━━━ Data shown ━━━

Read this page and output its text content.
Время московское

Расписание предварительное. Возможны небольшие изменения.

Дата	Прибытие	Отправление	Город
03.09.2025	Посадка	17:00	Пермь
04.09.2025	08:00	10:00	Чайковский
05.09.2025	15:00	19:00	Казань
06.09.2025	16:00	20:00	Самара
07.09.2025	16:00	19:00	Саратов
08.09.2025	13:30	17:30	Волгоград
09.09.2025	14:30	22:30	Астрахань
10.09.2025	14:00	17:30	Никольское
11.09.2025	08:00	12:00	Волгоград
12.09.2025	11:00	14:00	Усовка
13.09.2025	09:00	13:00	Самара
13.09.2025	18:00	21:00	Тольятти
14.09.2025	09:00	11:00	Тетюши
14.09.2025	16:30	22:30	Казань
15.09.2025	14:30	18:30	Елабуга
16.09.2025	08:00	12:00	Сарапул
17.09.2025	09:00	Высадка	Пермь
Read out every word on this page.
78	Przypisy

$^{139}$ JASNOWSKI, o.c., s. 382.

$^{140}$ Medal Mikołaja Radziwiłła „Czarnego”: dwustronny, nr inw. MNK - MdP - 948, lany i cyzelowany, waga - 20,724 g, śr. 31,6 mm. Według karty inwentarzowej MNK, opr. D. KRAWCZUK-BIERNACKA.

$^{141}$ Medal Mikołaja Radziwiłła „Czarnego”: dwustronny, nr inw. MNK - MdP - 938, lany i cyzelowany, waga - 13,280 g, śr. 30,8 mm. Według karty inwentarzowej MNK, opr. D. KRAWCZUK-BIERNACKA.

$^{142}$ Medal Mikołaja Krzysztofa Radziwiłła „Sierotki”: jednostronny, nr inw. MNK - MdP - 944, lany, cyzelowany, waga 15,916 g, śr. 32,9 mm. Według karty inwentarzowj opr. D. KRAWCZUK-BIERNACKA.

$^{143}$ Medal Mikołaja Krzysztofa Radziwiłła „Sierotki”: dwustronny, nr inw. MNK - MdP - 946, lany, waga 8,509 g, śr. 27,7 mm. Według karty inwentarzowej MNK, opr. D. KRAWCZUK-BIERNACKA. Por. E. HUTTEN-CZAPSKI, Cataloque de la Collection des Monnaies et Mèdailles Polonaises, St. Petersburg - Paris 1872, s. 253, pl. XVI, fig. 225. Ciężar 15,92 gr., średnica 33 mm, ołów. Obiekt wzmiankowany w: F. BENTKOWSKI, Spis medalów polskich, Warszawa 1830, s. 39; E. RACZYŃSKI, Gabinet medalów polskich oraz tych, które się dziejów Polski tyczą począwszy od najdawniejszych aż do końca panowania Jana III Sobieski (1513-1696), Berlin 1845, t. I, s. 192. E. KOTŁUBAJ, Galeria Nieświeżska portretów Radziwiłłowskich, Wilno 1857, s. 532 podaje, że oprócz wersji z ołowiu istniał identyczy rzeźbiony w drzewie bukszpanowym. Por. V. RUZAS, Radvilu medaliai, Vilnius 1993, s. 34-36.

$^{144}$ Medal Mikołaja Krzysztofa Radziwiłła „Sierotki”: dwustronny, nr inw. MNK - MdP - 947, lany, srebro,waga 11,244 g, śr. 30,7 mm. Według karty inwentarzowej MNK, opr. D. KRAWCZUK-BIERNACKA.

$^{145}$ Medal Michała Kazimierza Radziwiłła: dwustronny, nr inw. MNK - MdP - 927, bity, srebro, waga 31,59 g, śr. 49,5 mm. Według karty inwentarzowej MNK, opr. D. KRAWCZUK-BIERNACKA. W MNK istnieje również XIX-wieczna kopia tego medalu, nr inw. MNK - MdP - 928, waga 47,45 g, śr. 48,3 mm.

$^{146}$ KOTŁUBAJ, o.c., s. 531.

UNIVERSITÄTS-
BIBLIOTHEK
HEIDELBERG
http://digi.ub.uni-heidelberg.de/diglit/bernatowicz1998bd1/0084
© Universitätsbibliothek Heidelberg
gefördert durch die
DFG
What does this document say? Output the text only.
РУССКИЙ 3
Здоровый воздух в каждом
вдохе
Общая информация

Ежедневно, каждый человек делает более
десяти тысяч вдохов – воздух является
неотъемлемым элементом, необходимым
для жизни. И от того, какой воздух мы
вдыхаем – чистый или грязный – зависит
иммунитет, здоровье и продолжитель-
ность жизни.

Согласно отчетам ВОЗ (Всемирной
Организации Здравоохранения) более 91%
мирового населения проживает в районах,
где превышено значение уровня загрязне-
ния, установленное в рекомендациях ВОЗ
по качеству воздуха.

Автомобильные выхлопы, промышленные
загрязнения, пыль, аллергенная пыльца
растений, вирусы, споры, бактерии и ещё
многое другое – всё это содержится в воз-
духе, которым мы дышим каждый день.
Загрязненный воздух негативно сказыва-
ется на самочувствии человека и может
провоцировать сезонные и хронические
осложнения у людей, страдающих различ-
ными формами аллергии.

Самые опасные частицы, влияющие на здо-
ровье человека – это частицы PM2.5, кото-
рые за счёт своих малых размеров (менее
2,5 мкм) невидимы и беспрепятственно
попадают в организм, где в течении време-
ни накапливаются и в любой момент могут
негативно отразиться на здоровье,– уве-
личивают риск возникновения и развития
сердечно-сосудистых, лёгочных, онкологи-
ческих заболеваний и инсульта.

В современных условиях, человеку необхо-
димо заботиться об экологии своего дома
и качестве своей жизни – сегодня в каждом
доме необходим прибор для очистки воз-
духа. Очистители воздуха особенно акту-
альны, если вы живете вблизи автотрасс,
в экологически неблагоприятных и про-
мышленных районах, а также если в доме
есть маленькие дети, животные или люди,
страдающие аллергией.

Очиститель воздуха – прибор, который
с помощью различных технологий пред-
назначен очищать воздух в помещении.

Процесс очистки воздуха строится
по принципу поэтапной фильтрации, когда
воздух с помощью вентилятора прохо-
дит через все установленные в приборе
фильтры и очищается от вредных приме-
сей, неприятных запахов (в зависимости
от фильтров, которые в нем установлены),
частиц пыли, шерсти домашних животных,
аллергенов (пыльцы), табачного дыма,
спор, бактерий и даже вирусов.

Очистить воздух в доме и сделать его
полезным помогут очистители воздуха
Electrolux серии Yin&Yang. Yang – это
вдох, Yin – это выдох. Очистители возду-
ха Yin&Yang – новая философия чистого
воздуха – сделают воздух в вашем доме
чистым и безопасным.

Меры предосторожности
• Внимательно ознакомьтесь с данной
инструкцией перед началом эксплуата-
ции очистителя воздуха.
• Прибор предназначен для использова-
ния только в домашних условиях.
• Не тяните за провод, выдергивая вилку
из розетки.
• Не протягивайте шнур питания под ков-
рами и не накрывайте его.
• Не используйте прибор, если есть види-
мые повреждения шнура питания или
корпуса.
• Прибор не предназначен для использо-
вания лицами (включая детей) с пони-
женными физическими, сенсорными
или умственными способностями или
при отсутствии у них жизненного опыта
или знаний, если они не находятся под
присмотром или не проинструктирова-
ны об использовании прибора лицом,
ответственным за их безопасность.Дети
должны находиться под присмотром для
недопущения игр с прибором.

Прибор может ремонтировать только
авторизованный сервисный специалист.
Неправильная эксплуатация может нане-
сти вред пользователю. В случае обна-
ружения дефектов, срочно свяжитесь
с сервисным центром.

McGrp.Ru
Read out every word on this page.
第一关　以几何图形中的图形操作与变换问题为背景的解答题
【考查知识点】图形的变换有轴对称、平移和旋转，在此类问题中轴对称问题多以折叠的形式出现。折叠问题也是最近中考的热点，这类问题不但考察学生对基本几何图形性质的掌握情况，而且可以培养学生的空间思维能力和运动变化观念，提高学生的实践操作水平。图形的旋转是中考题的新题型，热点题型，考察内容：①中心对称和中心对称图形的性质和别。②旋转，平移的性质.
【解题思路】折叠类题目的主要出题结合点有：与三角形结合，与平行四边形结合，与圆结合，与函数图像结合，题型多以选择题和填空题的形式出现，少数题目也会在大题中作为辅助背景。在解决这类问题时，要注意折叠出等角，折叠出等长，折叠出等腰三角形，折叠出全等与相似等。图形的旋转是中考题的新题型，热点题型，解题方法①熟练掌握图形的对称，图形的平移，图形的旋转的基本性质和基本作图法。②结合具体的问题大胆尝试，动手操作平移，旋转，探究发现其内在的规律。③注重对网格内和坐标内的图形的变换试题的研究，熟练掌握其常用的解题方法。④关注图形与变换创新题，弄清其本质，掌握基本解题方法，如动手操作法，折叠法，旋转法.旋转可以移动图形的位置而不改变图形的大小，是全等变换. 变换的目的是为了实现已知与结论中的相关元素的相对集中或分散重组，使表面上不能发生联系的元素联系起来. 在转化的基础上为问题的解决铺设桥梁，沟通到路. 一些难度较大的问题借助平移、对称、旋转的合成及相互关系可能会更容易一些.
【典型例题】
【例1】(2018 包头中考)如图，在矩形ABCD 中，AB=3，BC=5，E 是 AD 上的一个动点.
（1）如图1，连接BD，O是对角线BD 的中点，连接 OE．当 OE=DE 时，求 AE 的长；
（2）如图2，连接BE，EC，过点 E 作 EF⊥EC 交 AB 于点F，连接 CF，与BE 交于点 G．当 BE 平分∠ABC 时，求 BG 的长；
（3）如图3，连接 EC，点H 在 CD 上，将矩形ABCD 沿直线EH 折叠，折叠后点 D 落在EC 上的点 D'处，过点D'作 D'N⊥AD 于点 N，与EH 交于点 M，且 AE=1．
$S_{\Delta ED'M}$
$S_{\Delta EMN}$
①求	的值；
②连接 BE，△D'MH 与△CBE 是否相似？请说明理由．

━━━

## What you will do
All lines of the data above that include the word "Yang" must be shown.

## Full solution
Electrolux серии Yin&Yang. Yang – это
ха Yin&Yang – новая философия чистого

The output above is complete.